-- Directions for this task --
Give back the full material, exactly as it reads.

-- Material supplied --
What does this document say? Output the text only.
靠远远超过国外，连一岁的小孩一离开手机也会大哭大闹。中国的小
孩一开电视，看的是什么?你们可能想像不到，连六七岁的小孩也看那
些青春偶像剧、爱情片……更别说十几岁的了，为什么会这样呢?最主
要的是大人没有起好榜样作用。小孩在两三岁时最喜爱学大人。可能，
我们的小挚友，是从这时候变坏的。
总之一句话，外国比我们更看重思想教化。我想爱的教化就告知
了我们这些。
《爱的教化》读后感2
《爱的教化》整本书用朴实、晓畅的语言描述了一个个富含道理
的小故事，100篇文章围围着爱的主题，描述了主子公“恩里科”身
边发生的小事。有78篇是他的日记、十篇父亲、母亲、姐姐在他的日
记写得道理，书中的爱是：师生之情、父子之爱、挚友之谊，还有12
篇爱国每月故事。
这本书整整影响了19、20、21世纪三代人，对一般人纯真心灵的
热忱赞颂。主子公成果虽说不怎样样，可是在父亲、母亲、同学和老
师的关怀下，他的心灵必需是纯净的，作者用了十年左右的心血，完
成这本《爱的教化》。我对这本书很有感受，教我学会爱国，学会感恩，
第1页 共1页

-- Solution below --
What does this document say? Output the text only.
靠远远超过国外，连一岁的小孩一离开手机也会大哭大闹。中国的小
孩一开电视，看的是什么?你们可能想像不到，连六七岁的小孩也看那
些青春偶像剧、爱情片……更别说十几岁的了，为什么会这样呢?最主
要的是大人没有起好榜样作用。小孩在两三岁时最喜爱学大人。可能，
我们的小挚友，是从这时候变坏的。
总之一句话，外国比我们更看重思想教化。我想爱的教化就告知
了我们这些。
《爱的教化》读后感2
《爱的教化》整本书用朴实、晓畅的语言描述了一个个富含道理
的小故事，100篇文章围围着爱的主题，描述了主子公“恩里科”身
边发生的小事。有78篇是他的日记、十篇父亲、母亲、姐姐在他的日
记写得道理，书中的爱是：师生之情、父子之爱、挚友之谊，还有12
篇爱国每月故事。
这本书整整影响了19、20、21世纪三代人，对一般人纯真心灵的
热忱赞颂。主子公成果虽说不怎样样，可是在父亲、母亲、同学和老
师的关怀下，他的心灵必需是纯净的，作者用了十年左右的心血，完
成这本《爱的教化》。我对这本书很有感受，教我学会爱国，学会感恩，
第1页 共1页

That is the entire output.